### [Aim]
Leave out the pictures and repeat every record exactly.

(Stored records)
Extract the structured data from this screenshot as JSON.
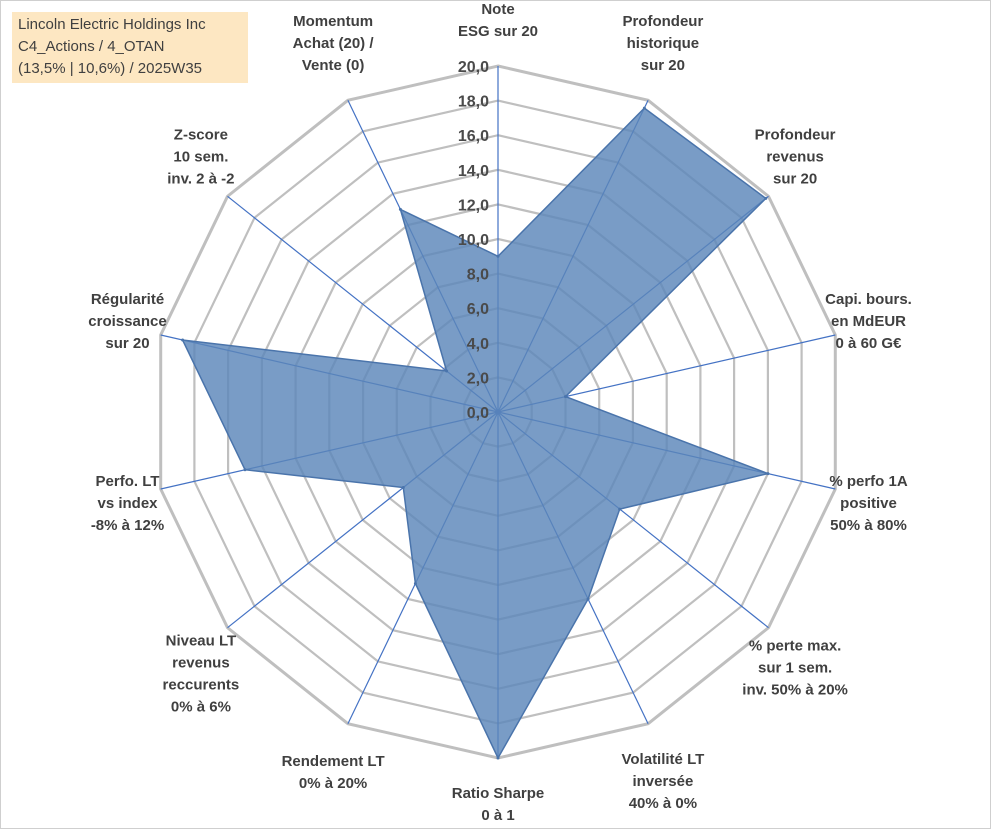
{
  "title_box": {
    "line1": "Lincoln Electric Holdings Inc",
    "line2": "C4_Actions / 4_OTAN",
    "line3": "(13,5% | 10,6%) / 2025W35"
  },
  "colors": {
    "fill": "#5b86b9",
    "stroke": "#4a74ab",
    "spoke": "#4472c4",
    "grid": "#bfbfbf",
    "title_bg": "#fde7c2"
  },
  "chart_data": {
    "type": "radar",
    "rlim": [
      0,
      20
    ],
    "r_ticks": [
      "0,0",
      "2,0",
      "4,0",
      "6,0",
      "8,0",
      "10,0",
      "12,0",
      "14,0",
      "16,0",
      "18,0",
      "20,0"
    ],
    "grid": true,
    "axes": [
      [
        "Note",
        "ESG sur 20"
      ],
      [
        "Profondeur",
        "historique",
        "sur 20"
      ],
      [
        "Profondeur",
        "revenus",
        "sur 20"
      ],
      [
        "Capi. bours.",
        "en MdEUR",
        "0 à 60 G€"
      ],
      [
        "% perfo 1A",
        "positive",
        "50% à 80%"
      ],
      [
        "% perte max.",
        "sur 1 sem.",
        "inv. 50% à 20%"
      ],
      [
        "Volatilité LT",
        "inversée",
        "40% à 0%"
      ],
      [
        "Ratio Sharpe",
        "0 à 1"
      ],
      [
        "Rendement LT",
        "0% à 20%"
      ],
      [
        "Niveau LT",
        "revenus",
        "reccurents",
        "0% à 6%"
      ],
      [
        "Perfo. LT",
        "vs index",
        "-8% à 12%"
      ],
      [
        "Régularité",
        "croissance",
        "sur 20"
      ],
      [
        "Z-score",
        "10 sem.",
        "inv. 2 à -2"
      ],
      [
        "Momentum",
        "Achat (20) /",
        "Vente (0)"
      ]
    ],
    "series": [
      {
        "values": [
          9.0,
          19.5,
          19.8,
          4.0,
          16.0,
          9.0,
          12.0,
          20.0,
          11.0,
          7.0,
          15.0,
          18.7,
          3.8,
          13.0
        ]
      }
    ]
  }
}
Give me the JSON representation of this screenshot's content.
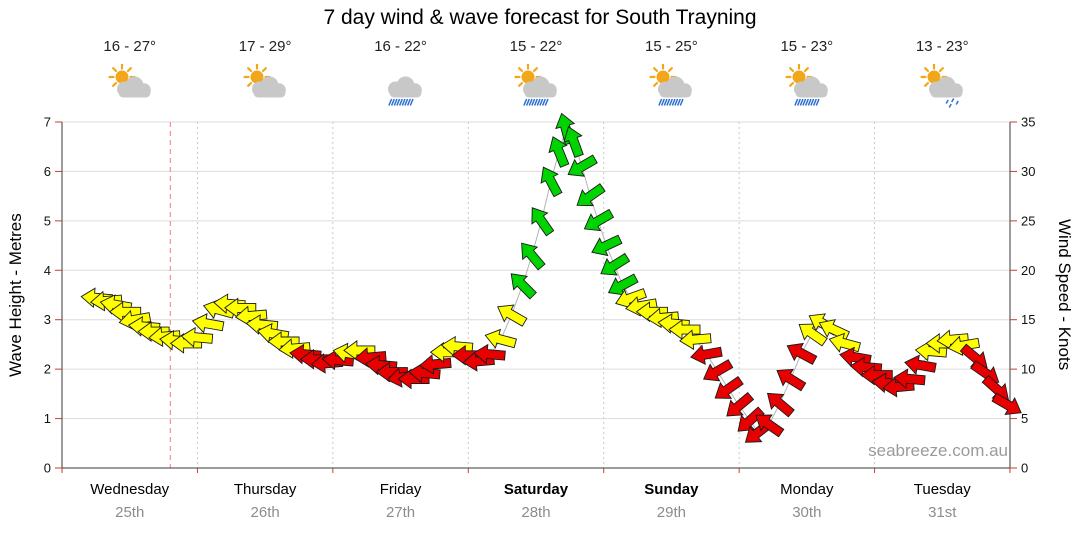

### [Answer for the task]
Extract the structured data from this screenshot as JSON.
{
  "title_box": {
    "line1": "Lincoln Electric Holdings Inc",
    "line2": "C4_Actions / 4_OTAN",
    "line3": "(13,5% | 10,6%) / 2025W35"
  },
  "colors": {
    "fill": "#5b86b9",
    "stroke": "#4a74ab",
    "spoke": "#4472c4",
    "grid": "#bfbfbf",
    "title_bg": "#fde7c2"
  },
  "chart_data": {
    "type": "radar",
    "rlim": [
      0,
      20
    ],
    "r_ticks": [
      "0,0",
      "2,0",
      "4,0",
      "6,0",
      "8,0",
      "10,0",
      "12,0",
      "14,0",
      "16,0",
      "18,0",
      "20,0"
    ],
    "grid": true,
    "axes": [
      [
        "Note",
        "ESG sur 20"
      ],
      [
        "Profondeur",
        "historique",
        "sur 20"
      ],
      [
        "Profondeur",
        "revenus",
        "sur 20"
      ],
      [
        "Capi. bours.",
        "en MdEUR",
        "0 à 60 G€"
      ],
      [
        "% perfo 1A",
        "positive",
        "50% à 80%"
      ],
      [
        "% perte max.",
        "sur 1 sem.",
        "inv. 50% à 20%"
      ],
      [
        "Volatilité LT",
        "inversée",
        "40% à 0%"
      ],
      [
        "Ratio Sharpe",
        "0 à 1"
      ],
      [
        "Rendement LT",
        "0% à 20%"
      ],
      [
        "Niveau LT",
        "revenus",
        "reccurents",
        "0% à 6%"
      ],
      [
        "Perfo. LT",
        "vs index",
        "-8% à 12%"
      ],
      [
        "Régularité",
        "croissance",
        "sur 20"
      ],
      [
        "Z-score",
        "10 sem.",
        "inv. 2 à -2"
      ],
      [
        "Momentum",
        "Achat (20) /",
        "Vente (0)"
      ]
    ],
    "series": [
      {
        "values": [
          9.0,
          19.5,
          19.8,
          4.0,
          16.0,
          9.0,
          12.0,
          20.0,
          11.0,
          7.0,
          15.0,
          18.7,
          3.8,
          13.0
        ]
      }
    ]
  }
}
Give me the JSON representation of this screenshot's content.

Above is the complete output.